The request: From the entries below, work out the number of lines that hold the word "fraction", and give that number alone.

Given data:
——

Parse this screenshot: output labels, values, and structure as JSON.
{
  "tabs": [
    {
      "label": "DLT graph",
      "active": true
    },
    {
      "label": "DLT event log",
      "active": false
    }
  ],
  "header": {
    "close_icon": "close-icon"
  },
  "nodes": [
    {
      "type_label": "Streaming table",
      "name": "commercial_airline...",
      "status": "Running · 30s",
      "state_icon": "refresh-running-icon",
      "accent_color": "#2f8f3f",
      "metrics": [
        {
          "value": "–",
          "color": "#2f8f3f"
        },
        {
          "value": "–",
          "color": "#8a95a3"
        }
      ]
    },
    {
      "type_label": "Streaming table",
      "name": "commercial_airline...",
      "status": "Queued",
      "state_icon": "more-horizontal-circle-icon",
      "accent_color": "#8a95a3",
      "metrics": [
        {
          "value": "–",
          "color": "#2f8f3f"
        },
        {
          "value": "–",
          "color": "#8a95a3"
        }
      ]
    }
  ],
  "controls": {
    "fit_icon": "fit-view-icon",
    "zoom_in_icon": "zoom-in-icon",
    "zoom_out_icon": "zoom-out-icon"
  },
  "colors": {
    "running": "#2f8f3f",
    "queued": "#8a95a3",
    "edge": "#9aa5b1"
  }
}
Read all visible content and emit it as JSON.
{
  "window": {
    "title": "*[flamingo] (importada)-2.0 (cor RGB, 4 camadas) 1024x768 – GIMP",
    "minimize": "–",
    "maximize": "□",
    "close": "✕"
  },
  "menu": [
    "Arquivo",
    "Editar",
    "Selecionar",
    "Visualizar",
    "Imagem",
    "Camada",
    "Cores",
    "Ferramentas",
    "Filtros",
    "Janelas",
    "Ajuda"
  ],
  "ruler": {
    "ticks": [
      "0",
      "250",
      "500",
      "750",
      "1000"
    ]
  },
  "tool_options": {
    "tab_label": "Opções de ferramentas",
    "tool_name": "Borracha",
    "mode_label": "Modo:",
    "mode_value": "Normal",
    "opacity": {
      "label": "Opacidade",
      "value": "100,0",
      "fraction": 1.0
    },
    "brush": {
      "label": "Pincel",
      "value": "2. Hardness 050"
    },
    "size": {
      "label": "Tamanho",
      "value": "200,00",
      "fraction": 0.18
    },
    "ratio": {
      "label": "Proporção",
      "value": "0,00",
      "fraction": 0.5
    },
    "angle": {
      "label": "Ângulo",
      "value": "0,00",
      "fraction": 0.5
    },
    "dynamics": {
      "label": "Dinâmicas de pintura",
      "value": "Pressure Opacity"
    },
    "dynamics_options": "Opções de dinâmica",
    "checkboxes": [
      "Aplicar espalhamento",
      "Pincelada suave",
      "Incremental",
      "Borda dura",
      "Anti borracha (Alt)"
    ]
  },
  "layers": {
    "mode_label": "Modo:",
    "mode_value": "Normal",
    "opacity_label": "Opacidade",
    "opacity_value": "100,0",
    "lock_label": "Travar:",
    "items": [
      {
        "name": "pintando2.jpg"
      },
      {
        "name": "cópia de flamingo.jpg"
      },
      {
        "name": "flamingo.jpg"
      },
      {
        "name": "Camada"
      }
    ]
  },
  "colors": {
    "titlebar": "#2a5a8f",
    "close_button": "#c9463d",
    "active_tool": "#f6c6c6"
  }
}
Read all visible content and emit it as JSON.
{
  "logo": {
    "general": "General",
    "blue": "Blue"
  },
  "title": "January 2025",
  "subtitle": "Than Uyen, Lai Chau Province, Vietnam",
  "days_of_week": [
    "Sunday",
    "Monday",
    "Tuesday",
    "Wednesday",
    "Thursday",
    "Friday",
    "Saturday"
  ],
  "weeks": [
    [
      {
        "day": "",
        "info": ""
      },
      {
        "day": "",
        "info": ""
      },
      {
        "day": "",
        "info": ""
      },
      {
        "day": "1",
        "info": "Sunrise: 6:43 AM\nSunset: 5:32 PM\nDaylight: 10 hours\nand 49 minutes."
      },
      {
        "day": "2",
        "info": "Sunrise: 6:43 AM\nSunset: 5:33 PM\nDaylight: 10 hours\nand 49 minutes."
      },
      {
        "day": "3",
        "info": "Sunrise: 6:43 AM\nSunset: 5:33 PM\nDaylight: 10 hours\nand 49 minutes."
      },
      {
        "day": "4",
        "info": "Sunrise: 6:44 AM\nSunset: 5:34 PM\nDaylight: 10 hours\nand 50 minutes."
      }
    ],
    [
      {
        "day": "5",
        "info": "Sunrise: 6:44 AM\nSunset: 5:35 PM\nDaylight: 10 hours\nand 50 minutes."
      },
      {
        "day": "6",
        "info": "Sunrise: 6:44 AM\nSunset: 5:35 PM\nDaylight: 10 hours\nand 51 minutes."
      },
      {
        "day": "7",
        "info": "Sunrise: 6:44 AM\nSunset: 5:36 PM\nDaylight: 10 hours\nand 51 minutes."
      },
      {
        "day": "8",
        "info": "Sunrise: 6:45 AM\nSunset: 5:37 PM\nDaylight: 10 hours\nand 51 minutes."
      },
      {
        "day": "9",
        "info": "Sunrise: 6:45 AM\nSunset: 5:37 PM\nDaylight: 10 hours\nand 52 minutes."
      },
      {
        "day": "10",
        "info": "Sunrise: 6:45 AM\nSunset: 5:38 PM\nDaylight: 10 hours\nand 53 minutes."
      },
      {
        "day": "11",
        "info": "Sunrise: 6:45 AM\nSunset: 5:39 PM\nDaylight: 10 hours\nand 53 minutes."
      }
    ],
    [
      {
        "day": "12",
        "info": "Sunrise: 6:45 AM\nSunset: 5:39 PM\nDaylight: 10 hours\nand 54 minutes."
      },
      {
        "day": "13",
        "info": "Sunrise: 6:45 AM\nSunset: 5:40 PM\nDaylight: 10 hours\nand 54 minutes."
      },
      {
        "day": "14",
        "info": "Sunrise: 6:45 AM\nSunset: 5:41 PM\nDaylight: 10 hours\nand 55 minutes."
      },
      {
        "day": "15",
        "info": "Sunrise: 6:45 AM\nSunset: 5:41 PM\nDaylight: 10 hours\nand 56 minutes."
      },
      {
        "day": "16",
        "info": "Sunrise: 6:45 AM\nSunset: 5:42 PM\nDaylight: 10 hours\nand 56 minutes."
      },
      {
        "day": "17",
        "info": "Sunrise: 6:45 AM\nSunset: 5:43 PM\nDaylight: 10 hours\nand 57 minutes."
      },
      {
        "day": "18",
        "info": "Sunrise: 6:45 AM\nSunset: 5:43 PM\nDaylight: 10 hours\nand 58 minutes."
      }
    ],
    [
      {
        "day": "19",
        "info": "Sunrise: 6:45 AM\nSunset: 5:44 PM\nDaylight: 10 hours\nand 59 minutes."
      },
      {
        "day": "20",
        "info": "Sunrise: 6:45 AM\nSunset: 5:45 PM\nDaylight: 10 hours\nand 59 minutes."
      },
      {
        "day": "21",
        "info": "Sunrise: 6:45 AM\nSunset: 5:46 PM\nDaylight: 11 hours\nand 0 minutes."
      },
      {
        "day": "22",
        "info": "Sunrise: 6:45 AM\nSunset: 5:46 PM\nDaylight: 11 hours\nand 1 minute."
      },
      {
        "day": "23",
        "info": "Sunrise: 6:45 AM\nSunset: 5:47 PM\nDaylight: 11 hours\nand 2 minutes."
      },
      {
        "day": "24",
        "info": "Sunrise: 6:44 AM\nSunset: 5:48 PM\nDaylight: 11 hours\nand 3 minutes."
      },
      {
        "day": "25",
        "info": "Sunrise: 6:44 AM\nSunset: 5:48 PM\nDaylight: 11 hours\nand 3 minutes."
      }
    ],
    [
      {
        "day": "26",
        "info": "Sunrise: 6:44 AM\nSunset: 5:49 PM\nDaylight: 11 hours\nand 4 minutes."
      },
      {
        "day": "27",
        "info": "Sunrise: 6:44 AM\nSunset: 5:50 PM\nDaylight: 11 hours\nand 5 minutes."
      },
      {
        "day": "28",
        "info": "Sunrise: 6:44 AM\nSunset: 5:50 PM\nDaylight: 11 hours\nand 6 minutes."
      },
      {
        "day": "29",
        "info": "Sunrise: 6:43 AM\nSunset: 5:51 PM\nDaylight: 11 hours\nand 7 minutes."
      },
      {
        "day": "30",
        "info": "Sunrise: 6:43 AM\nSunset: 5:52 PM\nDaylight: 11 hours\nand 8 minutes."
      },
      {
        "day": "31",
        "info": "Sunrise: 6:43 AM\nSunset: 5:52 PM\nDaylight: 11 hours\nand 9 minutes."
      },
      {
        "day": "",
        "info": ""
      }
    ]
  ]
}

——

Worked answer: 4